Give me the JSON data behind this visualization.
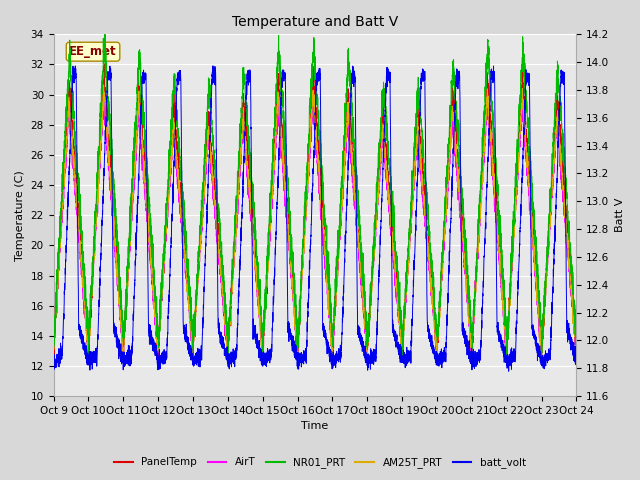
{
  "title": "Temperature and Batt V",
  "xlabel": "Time",
  "ylabel_left": "Temperature (C)",
  "ylabel_right": "Batt V",
  "annotation_text": "EE_met",
  "ylim_left": [
    10,
    34
  ],
  "ylim_right": [
    11.6,
    14.2
  ],
  "xtick_labels": [
    "Oct 9",
    "Oct 10",
    "Oct 11",
    "Oct 12",
    "Oct 13",
    "Oct 14",
    "Oct 15",
    "Oct 16",
    "Oct 17",
    "Oct 18",
    "Oct 19",
    "Oct 20",
    "Oct 21",
    "Oct 22",
    "Oct 23",
    "Oct 24"
  ],
  "yticks_left": [
    10,
    12,
    14,
    16,
    18,
    20,
    22,
    24,
    26,
    28,
    30,
    32,
    34
  ],
  "yticks_right": [
    11.6,
    11.8,
    12.0,
    12.2,
    12.4,
    12.6,
    12.8,
    13.0,
    13.2,
    13.4,
    13.6,
    13.8,
    14.0,
    14.2
  ],
  "legend_entries": [
    "PanelTemp",
    "AirT",
    "NR01_PRT",
    "AM25T_PRT",
    "batt_volt"
  ],
  "legend_colors": [
    "#dd0000",
    "#ff00ff",
    "#00bb00",
    "#ddaa00",
    "#0000ee"
  ],
  "line_colors": {
    "PanelTemp": "#dd0000",
    "AirT": "#ff00ff",
    "NR01_PRT": "#00bb00",
    "AM25T_PRT": "#ddaa00",
    "batt_volt": "#0000ee"
  },
  "fig_facecolor": "#d8d8d8",
  "axes_facecolor": "#e8e8e8",
  "grid_color": "#ffffff",
  "title_fontsize": 10,
  "label_fontsize": 8,
  "tick_fontsize": 7.5,
  "n_points": 5000,
  "days": 15,
  "annotation_color": "#880000",
  "annotation_bg": "#ffffcc",
  "annotation_edge": "#aa8800"
}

______________________________

_PROBLEM STATEMENT:_ Of the lines above, how many include the word "Temperature"? Reply with the number alone.

_SOLUTION TO THE PROBLEM:_ 2